Records for this exercise:
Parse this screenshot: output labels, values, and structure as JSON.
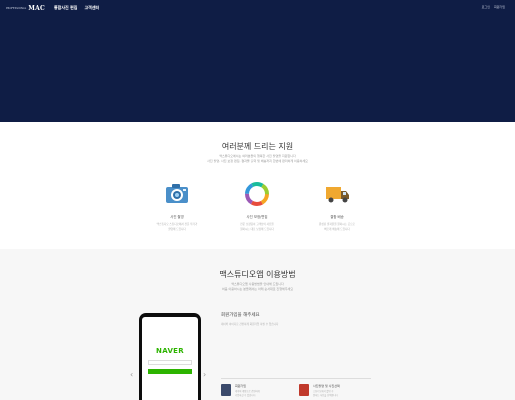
{
  "brand": {
    "small": "PROFESSIONAL",
    "main": "MAC"
  },
  "nav": {
    "items": [
      "통합사진 편집",
      "고객센터"
    ],
    "right": [
      "로그인",
      "회원가입"
    ]
  },
  "section1": {
    "title": "여러분께 드리는 지원",
    "sub1": "맥스튜디오에서는 여러분들의 행복한 사진 촬영을 지원합니다",
    "sub2": "사진 촬영, 사진 보정 편집, 결과물 출력 및 배송까지 한번에 편리하게 이용하세요",
    "features": [
      {
        "title": "사진 촬영",
        "desc1": "맥스튜디오 스튜디오에서 전문 작가가",
        "desc2": "촬영해 드립니다",
        "icon": "camera-icon"
      },
      {
        "title": "사진 보정/편집",
        "desc1": "전문 보정팀이 고객님의 사진을",
        "desc2": "원하시는 대로 보정해 드립니다",
        "icon": "color-wheel-icon"
      },
      {
        "title": "결합 배송",
        "desc1": "완성된 결과물을 원하시는 곳으로",
        "desc2": "빠르게 배송해 드립니다",
        "icon": "truck-icon"
      }
    ]
  },
  "section2": {
    "title": "맥스튜디오앱 이용방법",
    "sub1": "맥스튜디오앱 사용방법을 안내해 드립니다",
    "sub2": "처음 이용하시는 분들께서는 아래 순서대로 진행해주세요",
    "phone_logo": "NAVER",
    "step_title": "회원가입을 해주세요",
    "step_desc": "네이버 아이디로 간편하게 회원가입 하실 수 있습니다",
    "mini_steps": [
      {
        "title": "회원가입",
        "desc1": "네이버 계정으로 간편하게",
        "desc2": "가입하실 수 있습니다"
      },
      {
        "title": "사진촬영 및 사진선택",
        "desc1": "스튜디오에서 촬영 후",
        "desc2": "원하는 사진을 선택합니다"
      }
    ]
  },
  "colors": {
    "hero": "#0f1d45",
    "naver": "#2db400"
  }
}
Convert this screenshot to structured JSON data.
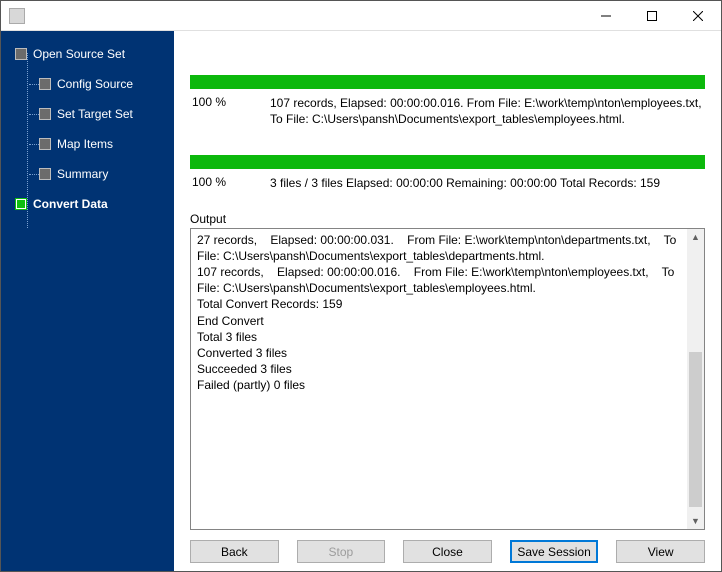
{
  "sidebar": {
    "items": [
      {
        "label": "Open Source Set",
        "active": false,
        "child": false
      },
      {
        "label": "Config Source",
        "active": false,
        "child": true
      },
      {
        "label": "Set Target Set",
        "active": false,
        "child": true
      },
      {
        "label": "Map Items",
        "active": false,
        "child": true
      },
      {
        "label": "Summary",
        "active": false,
        "child": true
      },
      {
        "label": "Convert Data",
        "active": true,
        "child": false
      }
    ]
  },
  "progress": {
    "file": {
      "pct": "100 %",
      "text": "107 records,    Elapsed: 00:00:00.016.    From File: E:\\work\\temp\\nton\\employees.txt,    To File: C:\\Users\\pansh\\Documents\\export_tables\\employees.html."
    },
    "total": {
      "pct": "100 %",
      "text": "3 files / 3 files    Elapsed: 00:00:00    Remaining: 00:00:00    Total Records: 159"
    }
  },
  "output": {
    "label": "Output",
    "text": "27 records,    Elapsed: 00:00:00.031.    From File: E:\\work\\temp\\nton\\departments.txt,    To File: C:\\Users\\pansh\\Documents\\export_tables\\departments.html.\n107 records,    Elapsed: 00:00:00.016.    From File: E:\\work\\temp\\nton\\employees.txt,    To File: C:\\Users\\pansh\\Documents\\export_tables\\employees.html.\nTotal Convert Records: 159\nEnd Convert\nTotal 3 files\nConverted 3 files\nSucceeded 3 files\nFailed (partly) 0 files"
  },
  "buttons": {
    "back": "Back",
    "stop": "Stop",
    "close": "Close",
    "save": "Save Session",
    "view": "View"
  }
}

Task requirements: Return every line above that contains the word "드립니다".

Result:
        "desc2": "촬영해 드립니다",
        "desc2": "원하시는 대로 보정해 드립니다",
        "desc2": "빠르게 배송해 드립니다",
    "sub1": "맥스튜디오앱 사용방법을 안내해 드립니다",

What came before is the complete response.